EXERCISE DIRECTIONS: Rewrite each line of the data below as a numbered list, skipping any blank lines. Don't include the pictures.
++++ SUPPLIED ENTRIES
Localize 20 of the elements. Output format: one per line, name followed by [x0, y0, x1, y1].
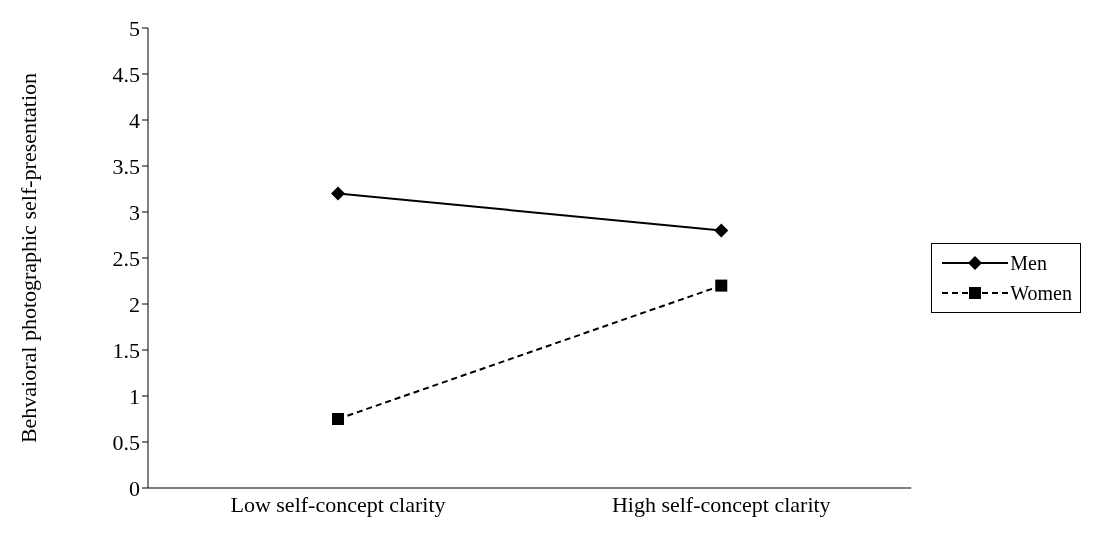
- y-tick-label: 2: [129, 291, 140, 317]
- legend-label: Men: [1010, 251, 1047, 275]
- x-tick-label: Low self-concept clarity: [230, 491, 446, 517]
- y-axis-title: Behvaioral photographic self-presentation: [15, 72, 41, 444]
- legend-label: Women: [1010, 281, 1072, 305]
- point: [331, 186, 345, 201]
- y-tick-label: 5: [129, 15, 140, 41]
- y-tick-label: 3.5: [112, 153, 140, 179]
- point: [714, 223, 729, 238]
- y-tick-label: 0: [129, 475, 140, 501]
- y-tick-label: 4.5: [112, 61, 140, 87]
- y-tick-label: 2.5: [112, 245, 140, 271]
- y-tick-label: 1: [129, 383, 140, 409]
- y-tick-label: 0.5: [112, 429, 140, 455]
- y-tick-label: 3: [129, 199, 140, 225]
- x-tick-label: High self-concept clarity: [611, 491, 831, 517]
- y-tick-label: 4: [129, 107, 140, 133]
- y-tick-label: 1.5: [112, 337, 140, 363]
- point: [332, 413, 344, 425]
- point: [715, 279, 728, 292]
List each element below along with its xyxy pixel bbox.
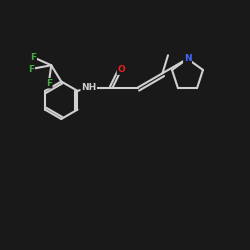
- Text: F: F: [30, 53, 36, 62]
- Text: F: F: [46, 79, 52, 88]
- Text: N: N: [184, 54, 191, 63]
- Text: O: O: [118, 65, 125, 74]
- Text: NH: NH: [81, 83, 96, 92]
- Text: F: F: [28, 64, 34, 74]
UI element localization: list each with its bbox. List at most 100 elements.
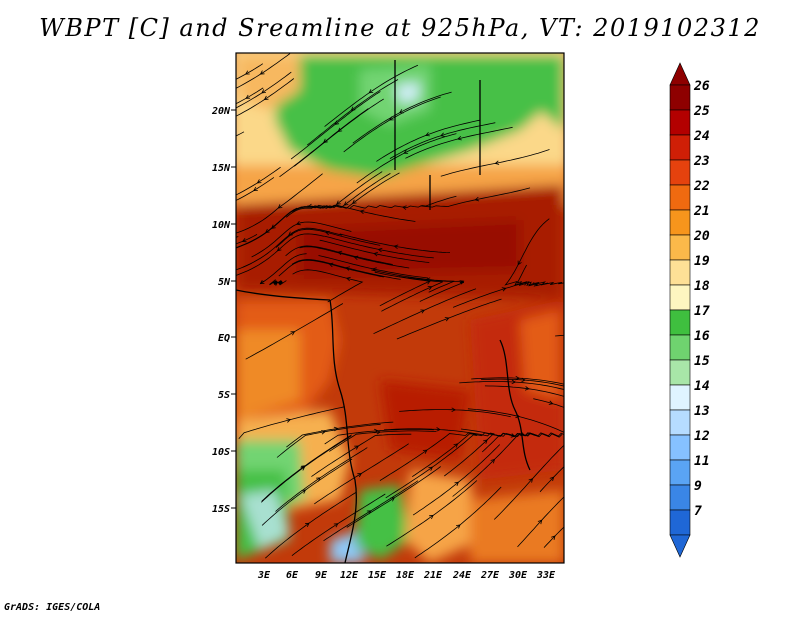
colorbar-label: 22 bbox=[693, 179, 710, 194]
colorbar-swatch bbox=[669, 384, 691, 411]
streamline-arrow bbox=[245, 94, 251, 99]
streamline bbox=[555, 334, 564, 337]
streamline-arrow bbox=[345, 266, 350, 271]
streamline bbox=[493, 444, 564, 520]
streamline-arrow bbox=[337, 250, 343, 256]
streamline-arrow bbox=[352, 199, 357, 204]
streamline-arrow bbox=[300, 466, 306, 471]
streamline-arrow bbox=[321, 430, 326, 435]
country-border bbox=[236, 289, 331, 301]
colorbar-swatch bbox=[669, 159, 691, 186]
streamline-arrow bbox=[354, 445, 360, 450]
streamline-arrow bbox=[323, 138, 328, 144]
streamline-arrow bbox=[374, 428, 379, 434]
streamline-arrow bbox=[377, 247, 383, 253]
streamline-arrow bbox=[277, 204, 283, 209]
colorbar-top-arrow bbox=[669, 62, 691, 86]
streamline-arrow bbox=[390, 497, 396, 502]
colorbar-swatch bbox=[669, 284, 691, 311]
streamline-arrow bbox=[276, 246, 282, 252]
lat-tick-eq: EQ bbox=[218, 333, 230, 344]
country-border bbox=[394, 60, 481, 210]
lon-tick-24e: 24E bbox=[452, 570, 472, 581]
streamline-arrow bbox=[453, 443, 459, 448]
streamline-arrow bbox=[241, 237, 247, 243]
streamline-arrow bbox=[501, 287, 507, 292]
streamline-arrow bbox=[259, 70, 265, 75]
colorbar-swatch bbox=[669, 484, 691, 511]
streamline-arrow bbox=[515, 375, 520, 381]
streamline bbox=[236, 234, 258, 245]
streamlines bbox=[236, 53, 564, 563]
streamline-arrow bbox=[353, 255, 359, 260]
streamline-arrow bbox=[511, 379, 517, 385]
streamline-arrow bbox=[373, 251, 379, 257]
colorbar-swatch bbox=[669, 409, 691, 436]
streamline-arrow bbox=[345, 276, 351, 282]
colorbar-label: 23 bbox=[693, 154, 710, 169]
streamline-arrow bbox=[456, 524, 461, 529]
streamline-arrow bbox=[532, 282, 538, 287]
lat-tick-5n: 5N bbox=[218, 277, 231, 288]
streamline bbox=[236, 207, 298, 248]
streamline-arrow bbox=[490, 458, 496, 464]
streamline-arrow bbox=[336, 200, 341, 205]
streamline-arrow bbox=[359, 209, 365, 215]
lon-tick-6e: 6E bbox=[286, 570, 299, 581]
grads-credit: GrADS: IGES/COLA bbox=[4, 602, 101, 613]
streamline-arrow bbox=[393, 244, 399, 250]
longitude-axis: 3E 6E 9E 12E 15E 18E 21E 24E 27E 30E 33E bbox=[257, 570, 556, 581]
streamline-arrow bbox=[524, 386, 530, 391]
lon-tick-33e: 33E bbox=[536, 570, 556, 581]
lon-tick-15e: 15E bbox=[368, 570, 387, 581]
streamline bbox=[236, 131, 245, 137]
streamline-arrow bbox=[388, 116, 394, 121]
streamline-arrow bbox=[265, 228, 270, 234]
streamline-arrow bbox=[324, 230, 330, 236]
streamline-arrow bbox=[261, 89, 266, 94]
streamline-arrow bbox=[296, 220, 301, 226]
lon-tick-12e: 12E bbox=[340, 570, 359, 581]
lat-tick-10n: 10N bbox=[212, 220, 231, 231]
streamline-arrow bbox=[316, 477, 321, 482]
streamline-arrow bbox=[290, 331, 296, 336]
streamline-arrow bbox=[333, 523, 339, 528]
colorbar-swatch bbox=[669, 309, 691, 336]
lon-tick-30e: 30E bbox=[508, 570, 528, 581]
streamline-arrow bbox=[454, 481, 460, 487]
streamline-arrow bbox=[422, 449, 428, 454]
colorbar-label: 24 bbox=[693, 129, 710, 144]
lon-tick-9e: 9E bbox=[315, 570, 328, 581]
streamline-arrow bbox=[401, 205, 407, 210]
streamline-arrow bbox=[253, 186, 258, 192]
streamline-arrow bbox=[286, 418, 292, 423]
streamline-arrow bbox=[459, 280, 465, 285]
streamline bbox=[236, 71, 292, 109]
streamline bbox=[236, 87, 264, 105]
colorbar-label: 18 bbox=[694, 279, 710, 294]
colorbar-label: 15 bbox=[694, 354, 710, 369]
lat-tick-15n: 15N bbox=[212, 163, 231, 174]
colorbar-label: 20 bbox=[693, 229, 710, 244]
country-border bbox=[499, 339, 531, 471]
streamline-arrow bbox=[305, 522, 310, 527]
streamline bbox=[236, 173, 323, 234]
lon-tick-21e: 21E bbox=[423, 570, 443, 581]
streamline-arrow bbox=[429, 514, 434, 520]
colorbar-label: 13 bbox=[694, 404, 710, 419]
streamline-arrow bbox=[357, 473, 363, 478]
streamline-arrow bbox=[444, 317, 450, 322]
streamline-arrow bbox=[483, 439, 488, 444]
streamline-arrow bbox=[456, 136, 462, 141]
streamline-arrow bbox=[328, 262, 334, 268]
colorbar-swatch bbox=[669, 509, 691, 536]
streamline bbox=[236, 53, 291, 89]
streamline-arrow bbox=[517, 260, 522, 266]
colorbar-label: 17 bbox=[694, 304, 710, 319]
streamline-arrow bbox=[420, 309, 426, 314]
streamline-arrow bbox=[451, 407, 457, 413]
wbpt-field bbox=[236, 53, 564, 563]
colorbar-label: 26 bbox=[693, 79, 710, 94]
streamline bbox=[484, 385, 564, 397]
++++++++
SOLVED EXERCISE:
1. Localize 20 of the elements. Output format: one per line, name followed by [x0, y0, x1, y1].
2. - y-tick-label: 2: [129, 291, 140, 317]
3. - legend-label: Men: [1010, 251, 1047, 275]
4. - x-tick-label: Low self-concept clarity: [230, 491, 446, 517]
5. - y-axis-title: Behvaioral photographic self-presentation: [15, 72, 41, 444]
6. - legend-label: Women: [1010, 281, 1072, 305]
7. - point: [331, 186, 345, 201]
8. - y-tick-label: 5: [129, 15, 140, 41]
9. - y-tick-label: 3.5: [112, 153, 140, 179]
10. - point: [714, 223, 729, 238]
11. - y-tick-label: 0: [129, 475, 140, 501]
12. - y-tick-label: 4.5: [112, 61, 140, 87]
13. - y-tick-label: 2.5: [112, 245, 140, 271]
14. - y-tick-label: 1: [129, 383, 140, 409]
15. - y-tick-label: 0.5: [112, 429, 140, 455]
16. - y-tick-label: 3: [129, 199, 140, 225]
17. - x-tick-label: High self-concept clarity: [611, 491, 831, 517]
18. - y-tick-label: 4: [129, 107, 140, 133]
19. - y-tick-label: 1.5: [112, 337, 140, 363]
20. - point: [332, 413, 344, 425]
21. - point: [715, 279, 728, 292]
22. List each element below along with its xyxy pixel bbox.
23. - Text: F: F: [30, 53, 36, 62]
24. - Text: F: F: [46, 79, 52, 88]
25. - Text: N: N: [184, 54, 191, 63]
26. - Text: O: O: [118, 65, 125, 74]
27. - Text: NH: NH: [81, 83, 96, 92]
28. - Text: F: F: [28, 64, 34, 74]
29. UI element localization: list each with its bbox. List at most 100 elements.
30. colorbar-label: 22 bbox=[693, 179, 710, 194]
31. colorbar-swatch bbox=[669, 384, 691, 411]
32. streamline-arrow bbox=[245, 94, 251, 99]
33. streamline bbox=[555, 334, 564, 337]
34. streamline-arrow bbox=[345, 266, 350, 271]
35. streamline bbox=[493, 444, 564, 520]
36. streamline-arrow bbox=[337, 250, 343, 256]
37. streamline-arrow bbox=[352, 199, 357, 204]
38. streamline-arrow bbox=[300, 466, 306, 471]
39. streamline-arrow bbox=[321, 430, 326, 435]
40. country-border bbox=[236, 289, 331, 301]
41. colorbar-swatch bbox=[669, 159, 691, 186]
42. streamline-arrow bbox=[354, 445, 360, 450]
43. streamline-arrow bbox=[323, 138, 328, 144]
44. streamline-arrow bbox=[374, 428, 379, 434]
45. streamline-arrow bbox=[377, 247, 383, 253]
46. streamline-arrow bbox=[277, 204, 283, 209]
47. colorbar-top-arrow bbox=[669, 62, 691, 86]
48. streamline-arrow bbox=[390, 497, 396, 502]
49. colorbar-swatch bbox=[669, 284, 691, 311]
50. streamline-arrow bbox=[276, 246, 282, 252]
51. lat-tick-eq: EQ bbox=[218, 333, 230, 344]
52. country-border bbox=[394, 60, 481, 210]
53. lon-tick-24e: 24E bbox=[452, 570, 472, 581]
54. streamline-arrow bbox=[453, 443, 459, 448]
55. streamline-arrow bbox=[241, 237, 247, 243]
56. streamline-arrow bbox=[501, 287, 507, 292]
57. streamline-arrow bbox=[259, 70, 265, 75]
58. colorbar-swatch bbox=[669, 484, 691, 511]
59. streamline-arrow bbox=[515, 375, 520, 381]
60. streamline bbox=[236, 234, 258, 245]
61. streamlines bbox=[236, 53, 564, 563]
62. streamline-arrow bbox=[353, 255, 359, 260]
63. streamline-arrow bbox=[511, 379, 517, 385]
64. streamline-arrow bbox=[373, 251, 379, 257]
65. colorbar-swatch bbox=[669, 409, 691, 436]
66. streamline-arrow bbox=[345, 276, 351, 282]
67. colorbar-label: 23 bbox=[693, 154, 710, 169]
68. streamline-arrow bbox=[456, 524, 461, 529]
69. streamline-arrow bbox=[532, 282, 538, 287]
70. lat-tick-5n: 5N bbox=[218, 277, 231, 288]
71. streamline bbox=[236, 207, 298, 248]
72. streamline-arrow bbox=[490, 458, 496, 464]
73. streamline-arrow bbox=[336, 200, 341, 205]
74. streamline-arrow bbox=[359, 209, 365, 215]
75. lon-tick-6e: 6E bbox=[286, 570, 299, 581]
76. grads-credit: GrADS: IGES/COLA bbox=[4, 602, 101, 613]
77. streamline-arrow bbox=[393, 244, 399, 250]
78. longitude-axis: 3E 6E 9E 12E 15E 18E 21E 24E 27E 30E 33E bbox=[257, 570, 556, 581]
79. streamline-arrow bbox=[524, 386, 530, 391]
80. lon-tick-33e: 33E bbox=[536, 570, 556, 581]
81. lon-tick-15e: 15E bbox=[368, 570, 387, 581]
82. streamline bbox=[236, 131, 245, 137]
83. streamline-arrow bbox=[388, 116, 394, 121]
84. streamline-arrow bbox=[265, 228, 270, 234]
85. streamline-arrow bbox=[324, 230, 330, 236]
86. streamline-arrow bbox=[261, 89, 266, 94]
87. streamline-arrow bbox=[296, 220, 301, 226]
88. lon-tick-12e: 12E bbox=[340, 570, 359, 581]
89. lat-tick-10n: 10N bbox=[212, 220, 231, 231]
90. streamline-arrow bbox=[316, 477, 321, 482]
91. streamline-arrow bbox=[290, 331, 296, 336]
92. streamline-arrow bbox=[333, 523, 339, 528]
93. colorbar-swatch bbox=[669, 309, 691, 336]
94. lon-tick-30e: 30E bbox=[508, 570, 528, 581]
95. streamline-arrow bbox=[454, 481, 460, 487]
96. streamline-arrow bbox=[422, 449, 428, 454]
97. colorbar-label: 24 bbox=[693, 129, 710, 144]
98. lon-tick-9e: 9E bbox=[315, 570, 328, 581]
99. streamline-arrow bbox=[401, 205, 407, 210]
100. streamline-arrow bbox=[253, 186, 258, 192]
101. streamline-arrow bbox=[286, 418, 292, 423]
102. streamline-arrow bbox=[459, 280, 465, 285]
103. streamline bbox=[236, 71, 292, 109]
104. streamline bbox=[236, 87, 264, 105]
105. colorbar-label: 18 bbox=[694, 279, 710, 294]
106. colorbar-label: 15 bbox=[694, 354, 710, 369]
107. lat-tick-15n: 15N bbox=[212, 163, 231, 174]
108. colorbar-label: 20 bbox=[693, 229, 710, 244]
109. country-border bbox=[499, 339, 531, 471]
110. streamline-arrow bbox=[305, 522, 310, 527]
111. streamline bbox=[236, 173, 323, 234]
112. lon-tick-21e: 21E bbox=[423, 570, 443, 581]
113. streamline-arrow bbox=[429, 514, 434, 520]
114. colorbar-label: 13 bbox=[694, 404, 710, 419]
115. streamline-arrow bbox=[357, 473, 363, 478]
116. streamline-arrow bbox=[444, 317, 450, 322]
117. streamline-arrow bbox=[483, 439, 488, 444]
118. streamline-arrow bbox=[456, 136, 462, 141]
119. streamline-arrow bbox=[328, 262, 334, 268]
120. colorbar-swatch bbox=[669, 509, 691, 536]
121. streamline bbox=[236, 53, 291, 89]
122. streamline-arrow bbox=[517, 260, 522, 266]
123. colorbar-label: 17 bbox=[694, 304, 710, 319]
124. streamline-arrow bbox=[420, 309, 426, 314]
125. streamline-arrow bbox=[451, 407, 457, 413]
126. wbpt-field bbox=[236, 53, 564, 563]
127. colorbar-label: 26 bbox=[693, 79, 710, 94]
128. streamline bbox=[484, 385, 564, 397]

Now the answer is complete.